▸ Written task:
Give the data again exactly as written, skipping any pictures.

[Dataset records on visual material]

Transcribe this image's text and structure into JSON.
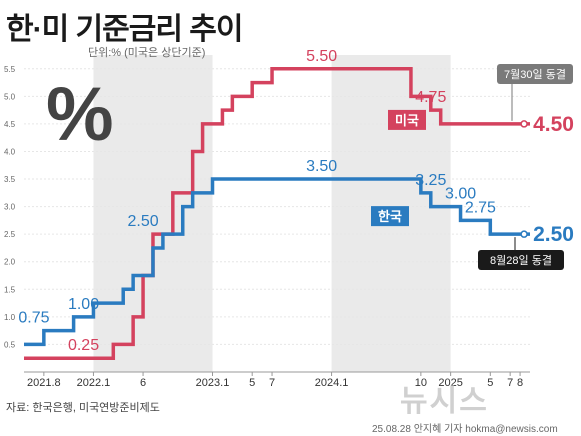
{
  "title": "한·미 기준금리 추이",
  "unit_note": "단위:% (미국은 상단기준)",
  "source": "자료: 한국은행, 미국연방준비제도",
  "credit": "25.08.28 안지혜 기자 hokma@newsis.com",
  "watermark": "뉴시스",
  "percent_symbol": "%",
  "colors": {
    "us": "#d4425e",
    "kr": "#2a7bc0",
    "shade": "#d9d9d9",
    "bg": "#ffffff"
  },
  "chart_data": {
    "type": "line",
    "step": true,
    "title": "한·미 기준금리 추이",
    "ylim": [
      0,
      5.75
    ],
    "yticks": [
      "0.5",
      "1.0",
      "1.5",
      "2.0",
      "2.5",
      "3.0",
      "3.5",
      "4.0",
      "4.5",
      "5.0",
      "5.5"
    ],
    "xticks": [
      "2021.8",
      "2022.1",
      "6",
      "2023.1",
      "5",
      "7",
      "2024.1",
      "10",
      "2025",
      "5",
      "7",
      "8"
    ],
    "xtick_positions": [
      "2021-08",
      "2022-01",
      "2022-06",
      "2023-01",
      "2023-05",
      "2023-07",
      "2024-01",
      "2024-10",
      "2025-01",
      "2025-05",
      "2025-07",
      "2025-08"
    ],
    "x_range": [
      "2021-06",
      "2025-09"
    ],
    "shaded_years": [
      "2022",
      "2024"
    ],
    "series": [
      {
        "name": "미국",
        "color": "#d4425e",
        "points": [
          [
            "2021-06",
            0.25
          ],
          [
            "2022-03",
            0.5
          ],
          [
            "2022-05",
            1.0
          ],
          [
            "2022-06",
            1.75
          ],
          [
            "2022-07",
            2.5
          ],
          [
            "2022-09",
            3.25
          ],
          [
            "2022-11",
            4.0
          ],
          [
            "2022-12",
            4.5
          ],
          [
            "2023-02",
            4.75
          ],
          [
            "2023-03",
            5.0
          ],
          [
            "2023-05",
            5.25
          ],
          [
            "2023-07",
            5.5
          ],
          [
            "2024-09",
            5.0
          ],
          [
            "2024-11",
            4.75
          ],
          [
            "2024-12",
            4.5
          ],
          [
            "2025-09",
            4.5
          ]
        ],
        "labels": [
          {
            "x": "2021-12",
            "y": 0.25,
            "text": "0.25"
          },
          {
            "x": "2023-12",
            "y": 5.5,
            "text": "5.50"
          },
          {
            "x": "2024-11",
            "y": 4.75,
            "text": "4.75"
          }
        ],
        "end_label": "4.50",
        "end_tag": "7월30일 동결"
      },
      {
        "name": "한국",
        "color": "#2a7bc0",
        "points": [
          [
            "2021-06",
            0.5
          ],
          [
            "2021-08",
            0.75
          ],
          [
            "2021-11",
            1.0
          ],
          [
            "2022-01",
            1.25
          ],
          [
            "2022-04",
            1.5
          ],
          [
            "2022-05",
            1.75
          ],
          [
            "2022-07",
            2.25
          ],
          [
            "2022-08",
            2.5
          ],
          [
            "2022-10",
            3.0
          ],
          [
            "2022-11",
            3.25
          ],
          [
            "2023-01",
            3.5
          ],
          [
            "2024-10",
            3.25
          ],
          [
            "2024-11",
            3.0
          ],
          [
            "2025-02",
            2.75
          ],
          [
            "2025-05",
            2.5
          ],
          [
            "2025-09",
            2.5
          ]
        ],
        "labels": [
          {
            "x": "2021-07",
            "y": 0.75,
            "text": "0.75"
          },
          {
            "x": "2021-12",
            "y": 1.0,
            "text": "1.00"
          },
          {
            "x": "2022-06",
            "y": 2.5,
            "text": "2.50"
          },
          {
            "x": "2023-12",
            "y": 3.5,
            "text": "3.50"
          },
          {
            "x": "2024-11",
            "y": 3.25,
            "text": "3.25"
          },
          {
            "x": "2025-02",
            "y": 3.0,
            "text": "3.00"
          },
          {
            "x": "2025-04",
            "y": 2.75,
            "text": "2.75"
          }
        ],
        "end_label": "2.50",
        "end_tag": "8월28일 동결"
      }
    ]
  }
}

▸ The result:
Transcribe this image's text and structure into JSON.
{
  "title": "한·미 기준금리 추이",
  "unit_note": "단위:% (미국은 상단기준)",
  "source": "자료: 한국은행, 미국연방준비제도",
  "credit": "25.08.28 안지혜 기자 hokma@newsis.com",
  "watermark": "뉴시스",
  "percent_symbol": "%",
  "colors": {
    "us": "#d4425e",
    "kr": "#2a7bc0",
    "shade": "#d9d9d9",
    "bg": "#ffffff"
  },
  "chart_data": {
    "type": "line",
    "step": true,
    "title": "한·미 기준금리 추이",
    "ylim": [
      0,
      5.75
    ],
    "yticks": [
      "0.5",
      "1.0",
      "1.5",
      "2.0",
      "2.5",
      "3.0",
      "3.5",
      "4.0",
      "4.5",
      "5.0",
      "5.5"
    ],
    "xticks": [
      "2021.8",
      "2022.1",
      "6",
      "2023.1",
      "5",
      "7",
      "2024.1",
      "10",
      "2025",
      "5",
      "7",
      "8"
    ],
    "xtick_positions": [
      "2021-08",
      "2022-01",
      "2022-06",
      "2023-01",
      "2023-05",
      "2023-07",
      "2024-01",
      "2024-10",
      "2025-01",
      "2025-05",
      "2025-07",
      "2025-08"
    ],
    "x_range": [
      "2021-06",
      "2025-09"
    ],
    "shaded_years": [
      "2022",
      "2024"
    ],
    "series": [
      {
        "name": "미국",
        "color": "#d4425e",
        "points": [
          [
            "2021-06",
            0.25
          ],
          [
            "2022-03",
            0.5
          ],
          [
            "2022-05",
            1.0
          ],
          [
            "2022-06",
            1.75
          ],
          [
            "2022-07",
            2.5
          ],
          [
            "2022-09",
            3.25
          ],
          [
            "2022-11",
            4.0
          ],
          [
            "2022-12",
            4.5
          ],
          [
            "2023-02",
            4.75
          ],
          [
            "2023-03",
            5.0
          ],
          [
            "2023-05",
            5.25
          ],
          [
            "2023-07",
            5.5
          ],
          [
            "2024-09",
            5.0
          ],
          [
            "2024-11",
            4.75
          ],
          [
            "2024-12",
            4.5
          ],
          [
            "2025-09",
            4.5
          ]
        ],
        "labels": [
          {
            "x": "2021-12",
            "y": 0.25,
            "text": "0.25"
          },
          {
            "x": "2023-12",
            "y": 5.5,
            "text": "5.50"
          },
          {
            "x": "2024-11",
            "y": 4.75,
            "text": "4.75"
          }
        ],
        "end_label": "4.50",
        "end_tag": "7월30일 동결"
      },
      {
        "name": "한국",
        "color": "#2a7bc0",
        "points": [
          [
            "2021-06",
            0.5
          ],
          [
            "2021-08",
            0.75
          ],
          [
            "2021-11",
            1.0
          ],
          [
            "2022-01",
            1.25
          ],
          [
            "2022-04",
            1.5
          ],
          [
            "2022-05",
            1.75
          ],
          [
            "2022-07",
            2.25
          ],
          [
            "2022-08",
            2.5
          ],
          [
            "2022-10",
            3.0
          ],
          [
            "2022-11",
            3.25
          ],
          [
            "2023-01",
            3.5
          ],
          [
            "2024-10",
            3.25
          ],
          [
            "2024-11",
            3.0
          ],
          [
            "2025-02",
            2.75
          ],
          [
            "2025-05",
            2.5
          ],
          [
            "2025-09",
            2.5
          ]
        ],
        "labels": [
          {
            "x": "2021-07",
            "y": 0.75,
            "text": "0.75"
          },
          {
            "x": "2021-12",
            "y": 1.0,
            "text": "1.00"
          },
          {
            "x": "2022-06",
            "y": 2.5,
            "text": "2.50"
          },
          {
            "x": "2023-12",
            "y": 3.5,
            "text": "3.50"
          },
          {
            "x": "2024-11",
            "y": 3.25,
            "text": "3.25"
          },
          {
            "x": "2025-02",
            "y": 3.0,
            "text": "3.00"
          },
          {
            "x": "2025-04",
            "y": 2.75,
            "text": "2.75"
          }
        ],
        "end_label": "2.50",
        "end_tag": "8월28일 동결"
      }
    ]
  }
}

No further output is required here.